=== PROBLEM STATEMENT ===
Output the material beneath exactly, leaving nothing out.

──────── EXTRACTED MATERIAL ────────

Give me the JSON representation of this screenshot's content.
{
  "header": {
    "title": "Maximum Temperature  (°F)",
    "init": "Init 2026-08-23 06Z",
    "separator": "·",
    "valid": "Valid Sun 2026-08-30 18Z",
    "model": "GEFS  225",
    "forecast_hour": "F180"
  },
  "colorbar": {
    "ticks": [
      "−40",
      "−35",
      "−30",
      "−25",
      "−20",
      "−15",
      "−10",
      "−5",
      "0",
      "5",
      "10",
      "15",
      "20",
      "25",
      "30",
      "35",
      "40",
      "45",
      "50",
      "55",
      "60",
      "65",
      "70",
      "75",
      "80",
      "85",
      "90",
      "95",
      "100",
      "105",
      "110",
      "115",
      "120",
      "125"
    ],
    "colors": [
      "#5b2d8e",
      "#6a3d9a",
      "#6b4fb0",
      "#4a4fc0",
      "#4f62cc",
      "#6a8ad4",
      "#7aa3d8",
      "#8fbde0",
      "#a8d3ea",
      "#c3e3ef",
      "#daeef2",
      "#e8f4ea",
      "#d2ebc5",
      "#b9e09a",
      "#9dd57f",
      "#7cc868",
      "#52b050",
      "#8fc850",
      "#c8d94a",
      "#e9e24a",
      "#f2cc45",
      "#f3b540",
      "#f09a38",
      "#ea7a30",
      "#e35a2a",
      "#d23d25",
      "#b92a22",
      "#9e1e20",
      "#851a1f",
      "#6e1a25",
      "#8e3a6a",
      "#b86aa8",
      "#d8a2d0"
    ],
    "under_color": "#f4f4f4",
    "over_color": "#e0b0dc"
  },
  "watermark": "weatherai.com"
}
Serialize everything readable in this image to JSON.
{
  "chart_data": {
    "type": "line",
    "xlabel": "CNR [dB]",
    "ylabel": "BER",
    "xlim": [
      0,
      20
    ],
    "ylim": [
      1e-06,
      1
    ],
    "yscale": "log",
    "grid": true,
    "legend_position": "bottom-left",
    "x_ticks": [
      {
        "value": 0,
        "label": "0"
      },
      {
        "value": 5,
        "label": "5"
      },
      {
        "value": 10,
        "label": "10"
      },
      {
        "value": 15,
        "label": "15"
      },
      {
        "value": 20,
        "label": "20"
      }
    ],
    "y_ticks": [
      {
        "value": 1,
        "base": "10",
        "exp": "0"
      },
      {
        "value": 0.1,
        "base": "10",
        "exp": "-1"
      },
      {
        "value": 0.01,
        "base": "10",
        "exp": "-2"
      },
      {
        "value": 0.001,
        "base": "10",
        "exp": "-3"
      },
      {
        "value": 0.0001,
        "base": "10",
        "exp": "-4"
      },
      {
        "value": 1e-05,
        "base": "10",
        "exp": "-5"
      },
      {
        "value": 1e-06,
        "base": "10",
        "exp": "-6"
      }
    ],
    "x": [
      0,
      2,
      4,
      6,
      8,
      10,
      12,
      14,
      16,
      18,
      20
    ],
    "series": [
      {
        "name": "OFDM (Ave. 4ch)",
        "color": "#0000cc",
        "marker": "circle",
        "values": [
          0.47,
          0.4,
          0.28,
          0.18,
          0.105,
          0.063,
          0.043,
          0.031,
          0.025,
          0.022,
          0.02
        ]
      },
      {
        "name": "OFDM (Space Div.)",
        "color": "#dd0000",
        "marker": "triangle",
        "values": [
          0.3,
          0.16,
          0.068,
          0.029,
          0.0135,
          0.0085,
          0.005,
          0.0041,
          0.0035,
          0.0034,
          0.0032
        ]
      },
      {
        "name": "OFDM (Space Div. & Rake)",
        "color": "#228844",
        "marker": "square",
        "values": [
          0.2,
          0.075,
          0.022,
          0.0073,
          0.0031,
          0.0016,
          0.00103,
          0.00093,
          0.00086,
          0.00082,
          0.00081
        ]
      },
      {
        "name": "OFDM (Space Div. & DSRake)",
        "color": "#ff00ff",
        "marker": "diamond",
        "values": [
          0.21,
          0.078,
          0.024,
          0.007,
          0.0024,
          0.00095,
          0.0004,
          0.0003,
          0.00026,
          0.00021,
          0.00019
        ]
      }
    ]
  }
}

────────

=== ANSWER TO THE EXERCISE ===
Give me the JSON representation of this screenshot's content.
{
  "header": {
    "title": "Maximum Temperature  (°F)",
    "init": "Init 2026-08-23 06Z",
    "separator": "·",
    "valid": "Valid Sun 2026-08-30 18Z",
    "model": "GEFS  225",
    "forecast_hour": "F180"
  },
  "colorbar": {
    "ticks": [
      "−40",
      "−35",
      "−30",
      "−25",
      "−20",
      "−15",
      "−10",
      "−5",
      "0",
      "5",
      "10",
      "15",
      "20",
      "25",
      "30",
      "35",
      "40",
      "45",
      "50",
      "55",
      "60",
      "65",
      "70",
      "75",
      "80",
      "85",
      "90",
      "95",
      "100",
      "105",
      "110",
      "115",
      "120",
      "125"
    ],
    "colors": [
      "#5b2d8e",
      "#6a3d9a",
      "#6b4fb0",
      "#4a4fc0",
      "#4f62cc",
      "#6a8ad4",
      "#7aa3d8",
      "#8fbde0",
      "#a8d3ea",
      "#c3e3ef",
      "#daeef2",
      "#e8f4ea",
      "#d2ebc5",
      "#b9e09a",
      "#9dd57f",
      "#7cc868",
      "#52b050",
      "#8fc850",
      "#c8d94a",
      "#e9e24a",
      "#f2cc45",
      "#f3b540",
      "#f09a38",
      "#ea7a30",
      "#e35a2a",
      "#d23d25",
      "#b92a22",
      "#9e1e20",
      "#851a1f",
      "#6e1a25",
      "#8e3a6a",
      "#b86aa8",
      "#d8a2d0"
    ],
    "under_color": "#f4f4f4",
    "over_color": "#e0b0dc"
  },
  "watermark": "weatherai.com"
}
Serialize everything readable in this image to JSON.
{
  "chart_data": {
    "type": "line",
    "xlabel": "CNR [dB]",
    "ylabel": "BER",
    "xlim": [
      0,
      20
    ],
    "ylim": [
      1e-06,
      1
    ],
    "yscale": "log",
    "grid": true,
    "legend_position": "bottom-left",
    "x_ticks": [
      {
        "value": 0,
        "label": "0"
      },
      {
        "value": 5,
        "label": "5"
      },
      {
        "value": 10,
        "label": "10"
      },
      {
        "value": 15,
        "label": "15"
      },
      {
        "value": 20,
        "label": "20"
      }
    ],
    "y_ticks": [
      {
        "value": 1,
        "base": "10",
        "exp": "0"
      },
      {
        "value": 0.1,
        "base": "10",
        "exp": "-1"
      },
      {
        "value": 0.01,
        "base": "10",
        "exp": "-2"
      },
      {
        "value": 0.001,
        "base": "10",
        "exp": "-3"
      },
      {
        "value": 0.0001,
        "base": "10",
        "exp": "-4"
      },
      {
        "value": 1e-05,
        "base": "10",
        "exp": "-5"
      },
      {
        "value": 1e-06,
        "base": "10",
        "exp": "-6"
      }
    ],
    "x": [
      0,
      2,
      4,
      6,
      8,
      10,
      12,
      14,
      16,
      18,
      20
    ],
    "series": [
      {
        "name": "OFDM (Ave. 4ch)",
        "color": "#0000cc",
        "marker": "circle",
        "values": [
          0.47,
          0.4,
          0.28,
          0.18,
          0.105,
          0.063,
          0.043,
          0.031,
          0.025,
          0.022,
          0.02
        ]
      },
      {
        "name": "OFDM (Space Div.)",
        "color": "#dd0000",
        "marker": "triangle",
        "values": [
          0.3,
          0.16,
          0.068,
          0.029,
          0.0135,
          0.0085,
          0.005,
          0.0041,
          0.0035,
          0.0034,
          0.0032
        ]
      },
      {
        "name": "OFDM (Space Div. & Rake)",
        "color": "#228844",
        "marker": "square",
        "values": [
          0.2,
          0.075,
          0.022,
          0.0073,
          0.0031,
          0.0016,
          0.00103,
          0.00093,
          0.00086,
          0.00082,
          0.00081
        ]
      },
      {
        "name": "OFDM (Space Div. & DSRake)",
        "color": "#ff00ff",
        "marker": "diamond",
        "values": [
          0.21,
          0.078,
          0.024,
          0.007,
          0.0024,
          0.00095,
          0.0004,
          0.0003,
          0.00026,
          0.00021,
          0.00019
        ]
      }
    ]
  }
}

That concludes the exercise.